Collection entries
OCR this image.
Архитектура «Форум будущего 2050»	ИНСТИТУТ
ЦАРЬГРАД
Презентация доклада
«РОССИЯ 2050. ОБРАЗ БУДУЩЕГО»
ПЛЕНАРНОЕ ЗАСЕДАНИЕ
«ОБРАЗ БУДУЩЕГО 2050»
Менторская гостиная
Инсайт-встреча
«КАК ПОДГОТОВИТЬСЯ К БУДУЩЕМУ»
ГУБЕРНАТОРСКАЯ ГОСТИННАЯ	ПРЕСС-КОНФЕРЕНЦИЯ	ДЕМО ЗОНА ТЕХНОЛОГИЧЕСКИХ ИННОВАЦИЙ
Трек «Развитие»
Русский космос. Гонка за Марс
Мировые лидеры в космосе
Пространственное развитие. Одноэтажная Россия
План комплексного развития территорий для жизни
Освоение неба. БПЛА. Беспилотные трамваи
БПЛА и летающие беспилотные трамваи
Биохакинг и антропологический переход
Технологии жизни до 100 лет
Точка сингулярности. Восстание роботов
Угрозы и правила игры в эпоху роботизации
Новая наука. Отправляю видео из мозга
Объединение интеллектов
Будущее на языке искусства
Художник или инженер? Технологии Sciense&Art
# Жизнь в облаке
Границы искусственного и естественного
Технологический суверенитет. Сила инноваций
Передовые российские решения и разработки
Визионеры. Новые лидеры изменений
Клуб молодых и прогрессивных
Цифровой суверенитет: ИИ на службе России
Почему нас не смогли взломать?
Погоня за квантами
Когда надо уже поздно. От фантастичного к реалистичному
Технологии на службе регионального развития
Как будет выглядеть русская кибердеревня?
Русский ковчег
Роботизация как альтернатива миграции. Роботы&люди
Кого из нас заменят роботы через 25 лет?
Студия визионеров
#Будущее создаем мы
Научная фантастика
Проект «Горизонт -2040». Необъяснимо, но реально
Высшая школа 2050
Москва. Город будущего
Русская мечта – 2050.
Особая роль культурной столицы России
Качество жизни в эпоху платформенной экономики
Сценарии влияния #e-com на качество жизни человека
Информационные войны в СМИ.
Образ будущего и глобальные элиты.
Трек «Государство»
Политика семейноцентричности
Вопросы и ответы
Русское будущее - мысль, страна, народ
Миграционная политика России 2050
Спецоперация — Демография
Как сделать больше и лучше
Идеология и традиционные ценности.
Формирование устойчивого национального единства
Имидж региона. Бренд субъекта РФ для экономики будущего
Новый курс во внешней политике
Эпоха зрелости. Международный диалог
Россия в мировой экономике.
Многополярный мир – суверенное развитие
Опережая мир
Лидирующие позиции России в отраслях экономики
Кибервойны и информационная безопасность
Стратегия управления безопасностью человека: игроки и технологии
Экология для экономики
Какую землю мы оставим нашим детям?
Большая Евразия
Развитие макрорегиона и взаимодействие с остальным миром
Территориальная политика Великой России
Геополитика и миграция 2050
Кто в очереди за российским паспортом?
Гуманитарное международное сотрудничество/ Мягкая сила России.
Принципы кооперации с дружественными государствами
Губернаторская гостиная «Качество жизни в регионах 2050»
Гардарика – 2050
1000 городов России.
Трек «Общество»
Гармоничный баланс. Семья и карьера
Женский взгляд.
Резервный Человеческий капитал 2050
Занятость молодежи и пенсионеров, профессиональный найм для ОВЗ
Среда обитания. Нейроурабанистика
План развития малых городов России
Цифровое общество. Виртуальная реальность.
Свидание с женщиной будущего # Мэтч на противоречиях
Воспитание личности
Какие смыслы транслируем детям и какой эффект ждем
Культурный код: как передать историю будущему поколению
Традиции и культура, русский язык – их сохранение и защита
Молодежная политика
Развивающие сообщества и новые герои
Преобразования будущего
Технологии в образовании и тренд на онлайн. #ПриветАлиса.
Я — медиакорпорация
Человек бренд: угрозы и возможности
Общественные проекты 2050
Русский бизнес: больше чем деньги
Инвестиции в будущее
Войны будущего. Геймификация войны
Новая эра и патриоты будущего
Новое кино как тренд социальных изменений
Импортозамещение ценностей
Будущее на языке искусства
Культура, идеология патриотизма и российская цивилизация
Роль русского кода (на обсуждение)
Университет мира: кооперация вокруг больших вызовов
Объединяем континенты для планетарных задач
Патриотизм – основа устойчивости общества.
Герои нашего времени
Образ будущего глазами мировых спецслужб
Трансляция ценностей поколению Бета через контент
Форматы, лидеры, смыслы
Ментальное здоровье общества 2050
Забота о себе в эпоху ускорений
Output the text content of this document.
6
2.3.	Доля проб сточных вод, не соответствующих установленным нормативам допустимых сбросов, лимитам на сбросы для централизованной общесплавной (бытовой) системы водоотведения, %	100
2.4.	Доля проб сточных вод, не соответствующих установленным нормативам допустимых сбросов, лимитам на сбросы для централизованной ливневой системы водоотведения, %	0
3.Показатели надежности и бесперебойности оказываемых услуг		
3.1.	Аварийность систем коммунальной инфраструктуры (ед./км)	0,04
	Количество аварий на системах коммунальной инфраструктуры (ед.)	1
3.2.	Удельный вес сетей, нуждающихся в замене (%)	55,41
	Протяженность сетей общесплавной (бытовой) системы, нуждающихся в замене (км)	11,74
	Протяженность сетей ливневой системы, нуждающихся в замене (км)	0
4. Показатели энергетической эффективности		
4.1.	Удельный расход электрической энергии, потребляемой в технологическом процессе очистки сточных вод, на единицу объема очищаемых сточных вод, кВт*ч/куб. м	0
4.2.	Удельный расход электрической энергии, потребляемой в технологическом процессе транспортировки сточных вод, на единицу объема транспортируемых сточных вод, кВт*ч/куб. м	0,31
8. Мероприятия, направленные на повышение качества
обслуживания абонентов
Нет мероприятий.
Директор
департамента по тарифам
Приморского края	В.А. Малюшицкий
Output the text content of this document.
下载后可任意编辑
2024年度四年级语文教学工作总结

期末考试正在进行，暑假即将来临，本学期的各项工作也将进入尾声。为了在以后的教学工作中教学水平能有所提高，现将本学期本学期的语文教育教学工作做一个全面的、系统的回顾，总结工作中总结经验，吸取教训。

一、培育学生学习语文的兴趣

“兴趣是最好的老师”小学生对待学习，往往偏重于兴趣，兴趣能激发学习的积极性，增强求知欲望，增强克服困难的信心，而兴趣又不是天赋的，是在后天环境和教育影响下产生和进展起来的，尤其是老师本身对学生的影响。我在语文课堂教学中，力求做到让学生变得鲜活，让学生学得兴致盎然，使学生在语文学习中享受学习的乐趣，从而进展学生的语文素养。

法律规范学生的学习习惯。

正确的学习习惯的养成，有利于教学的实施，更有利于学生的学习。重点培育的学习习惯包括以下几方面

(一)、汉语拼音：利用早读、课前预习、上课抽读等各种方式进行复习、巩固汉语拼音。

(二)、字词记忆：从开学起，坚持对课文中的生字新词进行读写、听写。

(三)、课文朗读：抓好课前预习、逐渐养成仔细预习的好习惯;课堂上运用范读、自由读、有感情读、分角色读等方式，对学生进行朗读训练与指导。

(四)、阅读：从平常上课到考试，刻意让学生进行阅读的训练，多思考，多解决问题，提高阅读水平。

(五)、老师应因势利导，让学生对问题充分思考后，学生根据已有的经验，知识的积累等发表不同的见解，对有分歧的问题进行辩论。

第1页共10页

Stated exercise. Show every line in the records above that contains the word "лимитам".

Solution below.
2.3.	Доля проб сточных вод, не соответствующих установленным нормативам допустимых сбросов, лимитам на сбросы для централизованной общесплавной (бытовой) системы водоотведения, %	100
2.4.	Доля проб сточных вод, не соответствующих установленным нормативам допустимых сбросов, лимитам на сбросы для централизованной ливневой системы водоотведения, %	0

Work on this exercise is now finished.